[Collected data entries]
+ + +

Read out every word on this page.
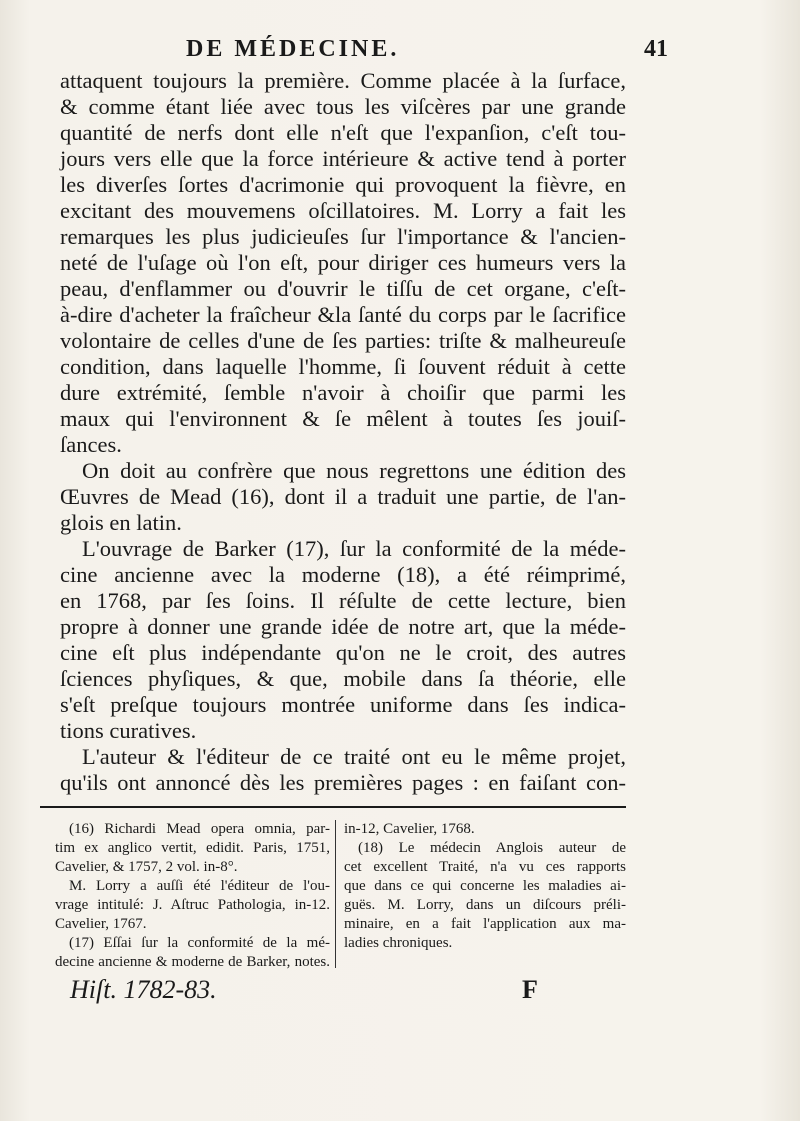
DE MÉDECINE.	41
attaquent toujours la première. Comme placée à la ſurface,
& comme étant liée avec tous les viſcères par une grande
quantité de nerfs dont elle n'eſt que l'expanſion, c'eſt tou-
jours vers elle que la force intérieure & active tend à porter
les diverſes ſortes d'acrimonie qui provoquent la fièvre, en
excitant des mouvemens oſcillatoires. M. Lorry a fait les
remarques les plus judicieuſes ſur l'importance & l'ancien-
neté de l'uſage où l'on eſt, pour diriger ces humeurs vers la
peau, d'enflammer ou d'ouvrir le tiſſu de cet organe, c'eſt-
à-dire d'acheter la fraîcheur &la ſanté du corps par le ſacrifice
volontaire de celles d'une de ſes parties: triſte & malheureuſe
condition, dans laquelle l'homme, ſi ſouvent réduit à cette
dure extrémité, ſemble n'avoir à choiſir que parmi les
maux qui l'environnent & ſe mêlent à toutes ſes jouiſ-
ſances.
On doit au confrère que nous regrettons une édition des
Œuvres de Mead (16), dont il a traduit une partie, de l'an-
glois en latin.
L'ouvrage de Barker (17), ſur la conformité de la méde-
cine ancienne avec la moderne (18), a été réimprimé,
en 1768, par ſes ſoins. Il réſulte de cette lecture, bien
propre à donner une grande idée de notre art, que la méde-
cine eſt plus indépendante qu'on ne le croit, des autres
ſciences phyſiques, & que, mobile dans ſa théorie, elle
s'eſt preſque toujours montrée uniforme dans ſes indica-
tions curatives.
L'auteur & l'éditeur de ce traité ont eu le même projet,
qu'ils ont annoncé dès les premières pages : en faiſant con-
(16) Richardi Mead opera omnia, par-
tim ex anglico vertit, edidit. Paris, 1751,
Cavelier, & 1757, 2 vol. in-8°.
M. Lorry a auſſi été l'éditeur de l'ou-
vrage intitulé: J. Aſtruc Pathologia, in-12.
Cavelier, 1767.
(17) Eſſai ſur la conformité de la mé-
decine ancienne & moderne de Barker, notes.
in-12, Cavelier, 1768.
(18) Le médecin Anglois auteur de
cet excellent Traité, n'a vu ces rapports
que dans ce qui concerne les maladies ai-
guës. M. Lorry, dans un diſcours préli-
minaire, en a fait l'application aux ma-
ladies chroniques.
Hiſt. 1782-83.	F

+ + +

• [GOAL] Write out the whole listing exactly, and drop the pictures.

• [RESULT FOR THIS EXERCISE]
Read out every word on this page.
DE MÉDECINE.	41
attaquent toujours la première. Comme placée à la ſurface,
& comme étant liée avec tous les viſcères par une grande
quantité de nerfs dont elle n'eſt que l'expanſion, c'eſt tou-
jours vers elle que la force intérieure & active tend à porter
les diverſes ſortes d'acrimonie qui provoquent la fièvre, en
excitant des mouvemens oſcillatoires. M. Lorry a fait les
remarques les plus judicieuſes ſur l'importance & l'ancien-
neté de l'uſage où l'on eſt, pour diriger ces humeurs vers la
peau, d'enflammer ou d'ouvrir le tiſſu de cet organe, c'eſt-
à-dire d'acheter la fraîcheur &la ſanté du corps par le ſacrifice
volontaire de celles d'une de ſes parties: triſte & malheureuſe
condition, dans laquelle l'homme, ſi ſouvent réduit à cette
dure extrémité, ſemble n'avoir à choiſir que parmi les
maux qui l'environnent & ſe mêlent à toutes ſes jouiſ-
ſances.
On doit au confrère que nous regrettons une édition des
Œuvres de Mead (16), dont il a traduit une partie, de l'an-
glois en latin.
L'ouvrage de Barker (17), ſur la conformité de la méde-
cine ancienne avec la moderne (18), a été réimprimé,
en 1768, par ſes ſoins. Il réſulte de cette lecture, bien
propre à donner une grande idée de notre art, que la méde-
cine eſt plus indépendante qu'on ne le croit, des autres
ſciences phyſiques, & que, mobile dans ſa théorie, elle
s'eſt preſque toujours montrée uniforme dans ſes indica-
tions curatives.
L'auteur & l'éditeur de ce traité ont eu le même projet,
qu'ils ont annoncé dès les premières pages : en faiſant con-
(16) Richardi Mead opera omnia, par-
tim ex anglico vertit, edidit. Paris, 1751,
Cavelier, & 1757, 2 vol. in-8°.
M. Lorry a auſſi été l'éditeur de l'ou-
vrage intitulé: J. Aſtruc Pathologia, in-12.
Cavelier, 1767.
(17) Eſſai ſur la conformité de la mé-
decine ancienne & moderne de Barker, notes.
in-12, Cavelier, 1768.
(18) Le médecin Anglois auteur de
cet excellent Traité, n'a vu ces rapports
que dans ce qui concerne les maladies ai-
guës. M. Lorry, dans un diſcours préli-
minaire, en a fait l'application aux ma-
ladies chroniques.
Hiſt. 1782-83.	F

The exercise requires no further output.